_PROMPT_
In your copy, reproduce the entries exactly as they are, minus the images.

Start GIVEN RECORDS

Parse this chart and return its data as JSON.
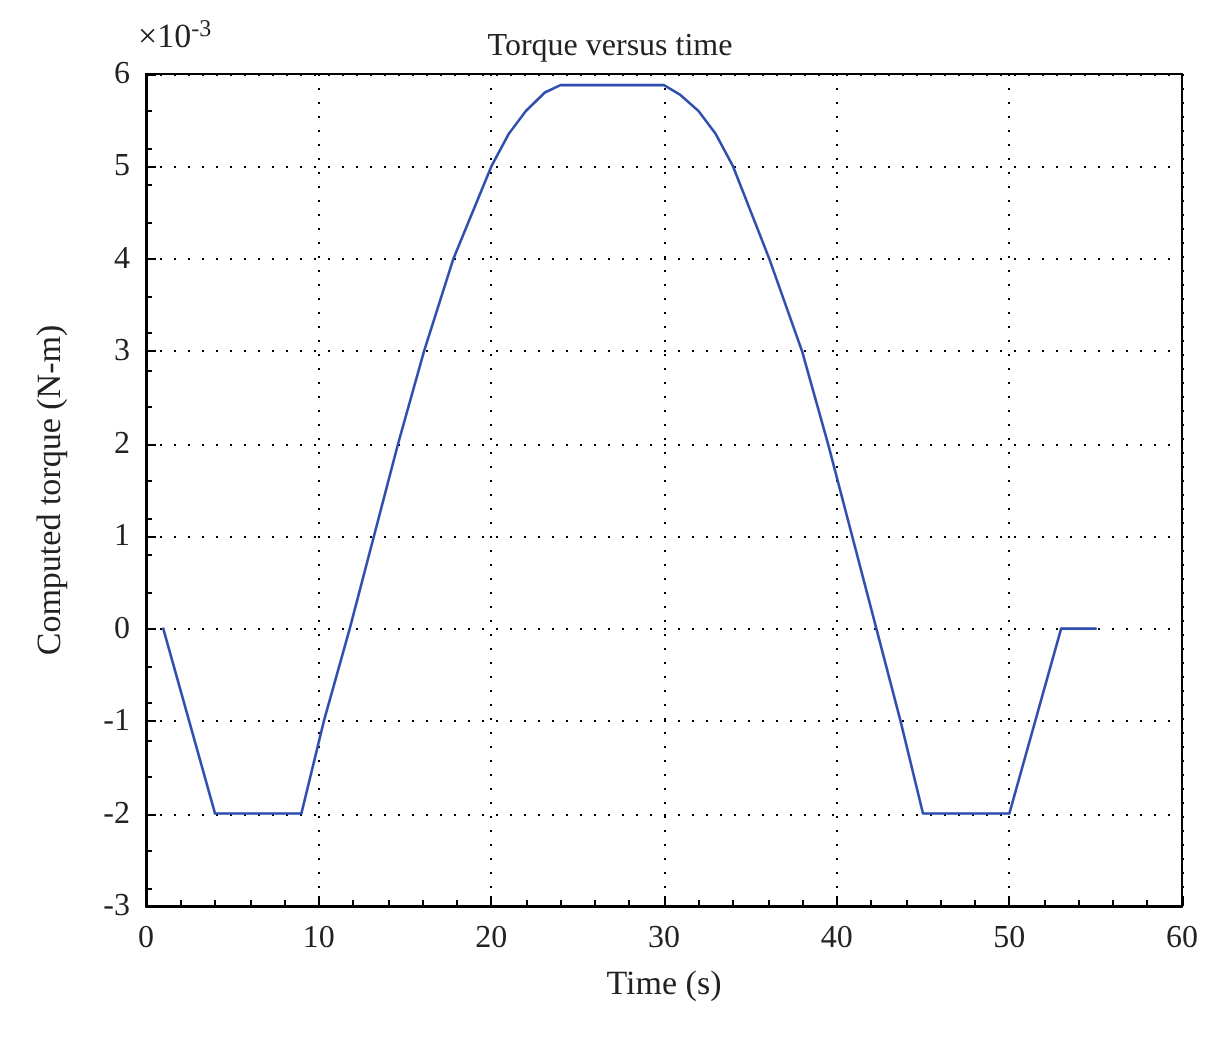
{
  "chart_data": {
    "type": "line",
    "title": "Torque versus time",
    "xlabel": "Time (s)",
    "ylabel": "Computed torque (N-m)",
    "annotations": [
      "×10$^{-3}$"
    ],
    "series": [
      {
        "color": "#2e4fad",
        "x": [
          1,
          4,
          9,
          10.3,
          11.8,
          13.2,
          14.6,
          16.1,
          17.8,
          20,
          21,
          22,
          23.1,
          24,
          30,
          30.9,
          32,
          33,
          34,
          36.1,
          38,
          39.5,
          40.9,
          42.3,
          43.7,
          45,
          50,
          53,
          55
        ],
        "values": [
          0,
          -2,
          -2,
          -1,
          0,
          1,
          2,
          3,
          4,
          5,
          5.35,
          5.6,
          5.8,
          5.88,
          5.88,
          5.78,
          5.6,
          5.35,
          5,
          4,
          3,
          2,
          1,
          0,
          -1,
          -2,
          -2,
          0,
          0
        ]
      }
    ],
    "xlim": [
      0,
      60
    ],
    "xticks": [
      0,
      10,
      20,
      30,
      40,
      50,
      60
    ],
    "ylim": [
      -3,
      6
    ],
    "yticks": [
      -3,
      -2,
      -1,
      0,
      1,
      2,
      3,
      4,
      5,
      6
    ],
    "grid": true,
    "marker": "none",
    "line_style": "solid"
  }
}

End GIVEN RECORDS

_TASK RESPONSE_
Parse this chart and return its data as JSON.
{
  "chart_data": {
    "type": "line",
    "title": "Torque versus time",
    "xlabel": "Time (s)",
    "ylabel": "Computed torque (N-m)",
    "annotations": [
      "×10$^{-3}$"
    ],
    "series": [
      {
        "color": "#2e4fad",
        "x": [
          1,
          4,
          9,
          10.3,
          11.8,
          13.2,
          14.6,
          16.1,
          17.8,
          20,
          21,
          22,
          23.1,
          24,
          30,
          30.9,
          32,
          33,
          34,
          36.1,
          38,
          39.5,
          40.9,
          42.3,
          43.7,
          45,
          50,
          53,
          55
        ],
        "values": [
          0,
          -2,
          -2,
          -1,
          0,
          1,
          2,
          3,
          4,
          5,
          5.35,
          5.6,
          5.8,
          5.88,
          5.88,
          5.78,
          5.6,
          5.35,
          5,
          4,
          3,
          2,
          1,
          0,
          -1,
          -2,
          -2,
          0,
          0
        ]
      }
    ],
    "xlim": [
      0,
      60
    ],
    "xticks": [
      0,
      10,
      20,
      30,
      40,
      50,
      60
    ],
    "ylim": [
      -3,
      6
    ],
    "yticks": [
      -3,
      -2,
      -1,
      0,
      1,
      2,
      3,
      4,
      5,
      6
    ],
    "grid": true,
    "marker": "none",
    "line_style": "solid"
  }
}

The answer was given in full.